** Begin **

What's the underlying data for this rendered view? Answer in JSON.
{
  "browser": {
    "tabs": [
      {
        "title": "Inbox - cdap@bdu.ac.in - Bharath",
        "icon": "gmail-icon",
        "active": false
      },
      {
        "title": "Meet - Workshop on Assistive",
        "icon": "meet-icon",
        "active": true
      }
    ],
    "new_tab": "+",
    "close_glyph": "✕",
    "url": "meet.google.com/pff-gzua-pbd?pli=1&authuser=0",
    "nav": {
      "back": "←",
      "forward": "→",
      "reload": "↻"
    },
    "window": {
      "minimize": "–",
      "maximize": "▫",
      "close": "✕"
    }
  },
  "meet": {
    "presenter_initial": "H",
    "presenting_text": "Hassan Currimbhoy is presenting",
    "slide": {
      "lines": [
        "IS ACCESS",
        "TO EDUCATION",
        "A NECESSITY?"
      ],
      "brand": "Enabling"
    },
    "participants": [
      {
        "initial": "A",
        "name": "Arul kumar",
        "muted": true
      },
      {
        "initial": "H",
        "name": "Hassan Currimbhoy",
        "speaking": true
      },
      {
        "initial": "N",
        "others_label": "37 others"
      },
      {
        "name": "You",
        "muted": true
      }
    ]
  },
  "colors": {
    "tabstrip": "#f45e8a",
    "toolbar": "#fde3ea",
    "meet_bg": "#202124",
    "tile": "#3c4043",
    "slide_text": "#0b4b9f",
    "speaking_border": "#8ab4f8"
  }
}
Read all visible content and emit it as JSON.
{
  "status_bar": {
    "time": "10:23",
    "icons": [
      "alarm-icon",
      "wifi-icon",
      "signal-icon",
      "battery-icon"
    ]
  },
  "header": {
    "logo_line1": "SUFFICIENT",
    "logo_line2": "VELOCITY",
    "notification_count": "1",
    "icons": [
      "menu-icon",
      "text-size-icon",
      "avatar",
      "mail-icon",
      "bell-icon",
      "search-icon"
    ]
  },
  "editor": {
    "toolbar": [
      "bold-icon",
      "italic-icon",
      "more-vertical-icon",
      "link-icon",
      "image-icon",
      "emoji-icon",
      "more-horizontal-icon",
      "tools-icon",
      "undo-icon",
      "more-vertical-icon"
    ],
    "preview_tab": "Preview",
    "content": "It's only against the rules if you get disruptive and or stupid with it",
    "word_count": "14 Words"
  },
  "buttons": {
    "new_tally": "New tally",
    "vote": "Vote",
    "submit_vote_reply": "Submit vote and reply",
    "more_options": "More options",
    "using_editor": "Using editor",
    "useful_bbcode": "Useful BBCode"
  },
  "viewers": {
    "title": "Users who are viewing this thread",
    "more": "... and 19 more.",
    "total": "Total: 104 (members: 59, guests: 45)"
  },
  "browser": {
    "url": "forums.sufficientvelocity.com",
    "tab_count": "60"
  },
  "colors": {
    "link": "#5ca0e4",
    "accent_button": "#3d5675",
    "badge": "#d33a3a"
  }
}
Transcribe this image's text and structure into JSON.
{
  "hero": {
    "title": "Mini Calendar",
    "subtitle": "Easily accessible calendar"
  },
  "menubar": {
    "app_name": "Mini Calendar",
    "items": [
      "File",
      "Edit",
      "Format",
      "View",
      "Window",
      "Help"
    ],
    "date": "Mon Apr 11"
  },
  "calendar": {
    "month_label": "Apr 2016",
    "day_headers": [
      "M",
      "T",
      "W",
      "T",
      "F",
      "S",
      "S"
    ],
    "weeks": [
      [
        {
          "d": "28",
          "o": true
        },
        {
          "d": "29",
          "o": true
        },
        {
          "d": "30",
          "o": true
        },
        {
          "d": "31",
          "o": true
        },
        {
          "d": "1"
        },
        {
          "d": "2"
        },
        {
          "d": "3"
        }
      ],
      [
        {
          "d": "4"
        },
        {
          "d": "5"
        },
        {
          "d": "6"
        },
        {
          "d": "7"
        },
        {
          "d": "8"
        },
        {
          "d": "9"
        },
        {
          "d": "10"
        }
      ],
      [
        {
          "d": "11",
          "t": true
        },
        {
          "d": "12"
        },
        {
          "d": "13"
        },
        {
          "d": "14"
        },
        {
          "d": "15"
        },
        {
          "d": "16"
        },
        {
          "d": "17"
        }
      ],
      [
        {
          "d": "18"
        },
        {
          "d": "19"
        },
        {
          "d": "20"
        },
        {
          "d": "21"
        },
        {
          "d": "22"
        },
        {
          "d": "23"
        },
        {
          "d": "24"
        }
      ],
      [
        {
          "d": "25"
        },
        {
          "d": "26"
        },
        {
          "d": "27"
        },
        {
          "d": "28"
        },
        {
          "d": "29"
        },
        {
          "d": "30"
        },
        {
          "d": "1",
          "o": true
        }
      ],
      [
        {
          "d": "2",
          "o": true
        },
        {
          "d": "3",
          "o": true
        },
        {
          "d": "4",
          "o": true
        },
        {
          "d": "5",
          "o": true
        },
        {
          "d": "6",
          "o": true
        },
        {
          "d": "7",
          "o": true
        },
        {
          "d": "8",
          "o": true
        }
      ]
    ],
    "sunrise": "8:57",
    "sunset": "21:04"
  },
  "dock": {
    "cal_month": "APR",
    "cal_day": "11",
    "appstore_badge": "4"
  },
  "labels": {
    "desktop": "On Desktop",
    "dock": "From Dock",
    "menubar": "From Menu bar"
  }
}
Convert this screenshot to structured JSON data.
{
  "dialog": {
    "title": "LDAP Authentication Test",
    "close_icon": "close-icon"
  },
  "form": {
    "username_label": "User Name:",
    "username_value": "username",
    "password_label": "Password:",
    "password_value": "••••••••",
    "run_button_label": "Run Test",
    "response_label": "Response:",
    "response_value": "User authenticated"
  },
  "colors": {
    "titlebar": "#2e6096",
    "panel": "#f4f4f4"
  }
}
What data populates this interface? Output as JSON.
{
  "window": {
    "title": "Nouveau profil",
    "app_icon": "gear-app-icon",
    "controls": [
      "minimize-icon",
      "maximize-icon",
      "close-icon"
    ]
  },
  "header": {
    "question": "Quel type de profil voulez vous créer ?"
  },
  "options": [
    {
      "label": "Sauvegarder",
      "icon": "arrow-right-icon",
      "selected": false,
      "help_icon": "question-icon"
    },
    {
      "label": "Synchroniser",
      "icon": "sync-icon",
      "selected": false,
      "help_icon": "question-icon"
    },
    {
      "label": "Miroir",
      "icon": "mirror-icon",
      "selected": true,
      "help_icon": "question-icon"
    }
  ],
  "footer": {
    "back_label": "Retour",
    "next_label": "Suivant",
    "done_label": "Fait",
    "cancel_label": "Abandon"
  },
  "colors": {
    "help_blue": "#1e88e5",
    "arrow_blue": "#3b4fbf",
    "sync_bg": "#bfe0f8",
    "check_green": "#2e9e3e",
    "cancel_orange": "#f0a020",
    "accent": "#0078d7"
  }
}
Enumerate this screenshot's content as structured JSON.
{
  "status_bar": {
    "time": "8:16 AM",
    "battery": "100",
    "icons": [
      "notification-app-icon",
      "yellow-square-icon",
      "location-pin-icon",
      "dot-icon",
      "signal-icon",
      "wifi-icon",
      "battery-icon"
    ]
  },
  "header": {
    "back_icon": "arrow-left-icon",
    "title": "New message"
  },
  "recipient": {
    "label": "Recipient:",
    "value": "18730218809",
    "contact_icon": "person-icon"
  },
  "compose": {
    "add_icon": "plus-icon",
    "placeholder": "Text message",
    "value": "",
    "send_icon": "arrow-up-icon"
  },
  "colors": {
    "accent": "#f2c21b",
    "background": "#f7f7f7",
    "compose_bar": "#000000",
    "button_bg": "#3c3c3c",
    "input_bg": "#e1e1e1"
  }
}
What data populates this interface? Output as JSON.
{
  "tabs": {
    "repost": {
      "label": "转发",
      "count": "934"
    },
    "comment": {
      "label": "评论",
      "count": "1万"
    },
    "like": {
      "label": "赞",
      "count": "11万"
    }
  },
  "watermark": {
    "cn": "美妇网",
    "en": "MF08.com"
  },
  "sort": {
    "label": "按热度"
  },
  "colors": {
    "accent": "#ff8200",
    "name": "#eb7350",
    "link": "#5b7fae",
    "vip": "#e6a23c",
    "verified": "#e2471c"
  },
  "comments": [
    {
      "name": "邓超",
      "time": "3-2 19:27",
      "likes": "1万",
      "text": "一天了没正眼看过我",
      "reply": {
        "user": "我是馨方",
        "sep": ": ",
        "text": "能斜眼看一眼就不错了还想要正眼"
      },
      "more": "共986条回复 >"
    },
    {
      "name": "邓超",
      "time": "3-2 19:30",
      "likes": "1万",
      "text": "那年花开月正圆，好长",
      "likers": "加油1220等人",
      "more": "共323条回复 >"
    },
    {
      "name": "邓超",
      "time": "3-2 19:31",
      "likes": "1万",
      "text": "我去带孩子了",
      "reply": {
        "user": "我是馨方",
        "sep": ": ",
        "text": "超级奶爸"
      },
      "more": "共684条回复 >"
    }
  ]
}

** End **

PROBLEM STATEMENT: Say how many lines in the records hold the string "image", and say nothing else.

FINISHED ANSWER: 2